Stated exercise
Repeat each record below exactly, dropping the pictures.

»»

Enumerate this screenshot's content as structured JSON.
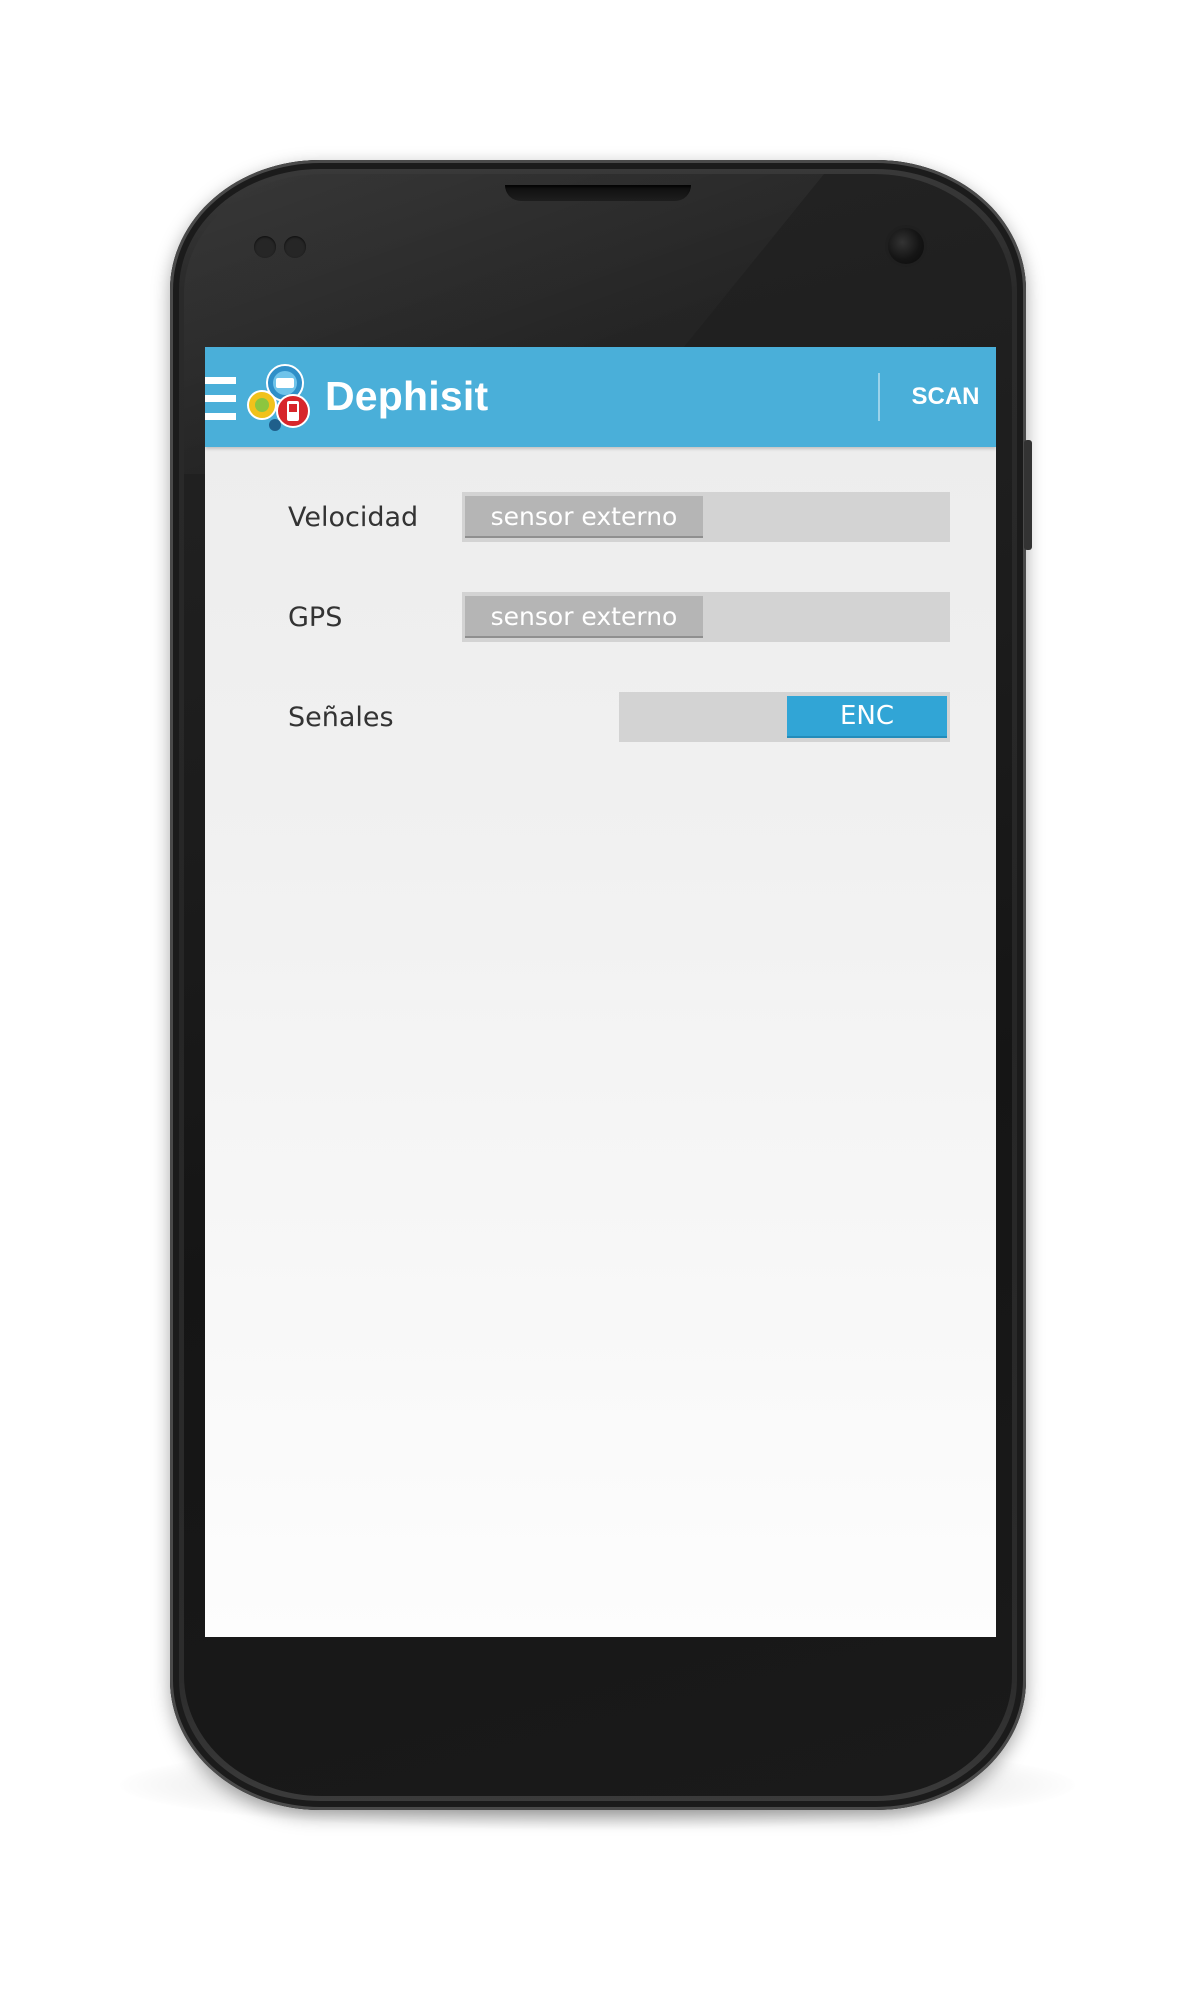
{
  "action_bar": {
    "title": "Dephisit",
    "action_label": "SCAN",
    "background_color": "#4aafd9",
    "menu_icon": "hamburger-menu-icon",
    "logo_icon": "app-logo-icon"
  },
  "settings": {
    "rows": [
      {
        "label": "Velocidad",
        "value": "sensor externo"
      },
      {
        "label": "GPS",
        "value": "sensor externo"
      },
      {
        "label": "Señales",
        "value": "ENC"
      }
    ],
    "toggle_color": "#31a5d6"
  }
}
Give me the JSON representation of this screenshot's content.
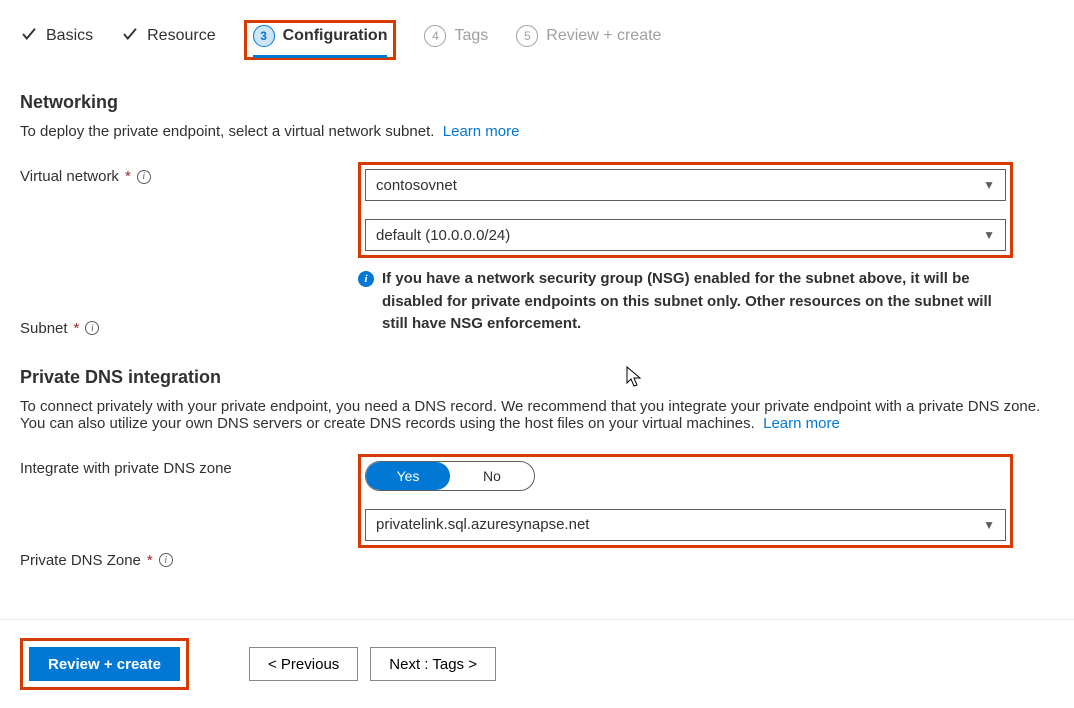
{
  "tabs": {
    "basics": "Basics",
    "resource": "Resource",
    "config": "Configuration",
    "config_num": "3",
    "tags": "Tags",
    "tags_num": "4",
    "review": "Review + create",
    "review_num": "5"
  },
  "networking": {
    "heading": "Networking",
    "desc": "To deploy the private endpoint, select a virtual network subnet.",
    "learn_more": "Learn more",
    "vnet_label": "Virtual network",
    "vnet_value": "contosovnet",
    "subnet_label": "Subnet",
    "subnet_value": "default (10.0.0.0/24)",
    "nsg_info": "If you have a network security group (NSG) enabled for the subnet above, it will be disabled for private endpoints on this subnet only. Other resources on the subnet will still have NSG enforcement."
  },
  "dns": {
    "heading": "Private DNS integration",
    "desc": "To connect privately with your private endpoint, you need a DNS record. We recommend that you integrate your private endpoint with a private DNS zone. You can also utilize your own DNS servers or create DNS records using the host files on your virtual machines.",
    "learn_more": "Learn more",
    "integrate_label": "Integrate with private DNS zone",
    "yes": "Yes",
    "no": "No",
    "zone_label": "Private DNS Zone",
    "zone_value": "privatelink.sql.azuresynapse.net"
  },
  "footer": {
    "review": "Review + create",
    "prev": "< Previous",
    "next": "Next : Tags >"
  }
}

««

Problem solution
Enumerate this screenshot's content as structured JSON.
{
  "action_bar": {
    "title": "Dephisit",
    "action_label": "SCAN",
    "background_color": "#4aafd9",
    "menu_icon": "hamburger-menu-icon",
    "logo_icon": "app-logo-icon"
  },
  "settings": {
    "rows": [
      {
        "label": "Velocidad",
        "value": "sensor externo"
      },
      {
        "label": "GPS",
        "value": "sensor externo"
      },
      {
        "label": "Señales",
        "value": "ENC"
      }
    ],
    "toggle_color": "#31a5d6"
  }
}
Give me the JSON representation of this screenshot's content.
{
  "tabs": {
    "basics": "Basics",
    "resource": "Resource",
    "config": "Configuration",
    "config_num": "3",
    "tags": "Tags",
    "tags_num": "4",
    "review": "Review + create",
    "review_num": "5"
  },
  "networking": {
    "heading": "Networking",
    "desc": "To deploy the private endpoint, select a virtual network subnet.",
    "learn_more": "Learn more",
    "vnet_label": "Virtual network",
    "vnet_value": "contosovnet",
    "subnet_label": "Subnet",
    "subnet_value": "default (10.0.0.0/24)",
    "nsg_info": "If you have a network security group (NSG) enabled for the subnet above, it will be disabled for private endpoints on this subnet only. Other resources on the subnet will still have NSG enforcement."
  },
  "dns": {
    "heading": "Private DNS integration",
    "desc": "To connect privately with your private endpoint, you need a DNS record. We recommend that you integrate your private endpoint with a private DNS zone. You can also utilize your own DNS servers or create DNS records using the host files on your virtual machines.",
    "learn_more": "Learn more",
    "integrate_label": "Integrate with private DNS zone",
    "yes": "Yes",
    "no": "No",
    "zone_label": "Private DNS Zone",
    "zone_value": "privatelink.sql.azuresynapse.net"
  },
  "footer": {
    "review": "Review + create",
    "prev": "< Previous",
    "next": "Next : Tags >"
  }
}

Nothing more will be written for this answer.